>> Start DATA SUPPLIED

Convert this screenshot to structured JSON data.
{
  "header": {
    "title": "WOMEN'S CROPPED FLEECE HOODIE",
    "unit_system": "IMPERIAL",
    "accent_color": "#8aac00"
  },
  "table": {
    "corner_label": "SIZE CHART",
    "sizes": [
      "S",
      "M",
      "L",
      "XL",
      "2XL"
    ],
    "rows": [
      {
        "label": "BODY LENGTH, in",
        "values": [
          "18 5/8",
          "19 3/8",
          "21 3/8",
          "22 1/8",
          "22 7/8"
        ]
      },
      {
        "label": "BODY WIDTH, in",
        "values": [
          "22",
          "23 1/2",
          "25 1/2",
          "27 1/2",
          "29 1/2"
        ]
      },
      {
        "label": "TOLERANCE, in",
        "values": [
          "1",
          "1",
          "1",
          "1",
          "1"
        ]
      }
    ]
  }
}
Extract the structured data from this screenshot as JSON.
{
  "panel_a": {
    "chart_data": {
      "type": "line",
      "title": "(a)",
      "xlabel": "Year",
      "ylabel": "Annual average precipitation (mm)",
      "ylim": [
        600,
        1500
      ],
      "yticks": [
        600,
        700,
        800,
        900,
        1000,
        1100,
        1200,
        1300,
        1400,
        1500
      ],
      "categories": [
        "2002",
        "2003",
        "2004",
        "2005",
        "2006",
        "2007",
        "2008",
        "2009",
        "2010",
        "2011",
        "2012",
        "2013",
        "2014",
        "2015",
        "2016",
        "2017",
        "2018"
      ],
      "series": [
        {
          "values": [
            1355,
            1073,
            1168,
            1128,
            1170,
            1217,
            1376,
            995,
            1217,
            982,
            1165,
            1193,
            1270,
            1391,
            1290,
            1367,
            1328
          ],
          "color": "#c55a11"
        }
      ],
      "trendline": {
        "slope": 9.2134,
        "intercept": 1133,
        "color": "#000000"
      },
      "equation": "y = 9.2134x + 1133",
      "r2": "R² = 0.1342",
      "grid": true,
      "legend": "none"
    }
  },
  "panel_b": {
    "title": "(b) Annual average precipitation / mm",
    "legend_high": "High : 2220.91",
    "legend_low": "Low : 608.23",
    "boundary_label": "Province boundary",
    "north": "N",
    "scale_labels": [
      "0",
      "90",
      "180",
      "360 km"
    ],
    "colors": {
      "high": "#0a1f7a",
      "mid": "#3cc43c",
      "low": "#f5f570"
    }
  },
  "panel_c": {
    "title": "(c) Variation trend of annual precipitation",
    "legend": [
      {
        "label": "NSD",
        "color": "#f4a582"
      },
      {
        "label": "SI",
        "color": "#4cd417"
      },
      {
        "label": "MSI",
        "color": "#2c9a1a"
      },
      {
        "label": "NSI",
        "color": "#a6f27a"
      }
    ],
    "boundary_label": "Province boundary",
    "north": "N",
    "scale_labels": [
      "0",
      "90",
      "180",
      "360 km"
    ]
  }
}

>> End DATA SUPPLIED

Pick out all lines containing the string "average".

*WRITTEN RESPONSE*.
      "ylabel": "Annual average precipitation (mm)",
    "title": "(b) Annual average precipitation / mm",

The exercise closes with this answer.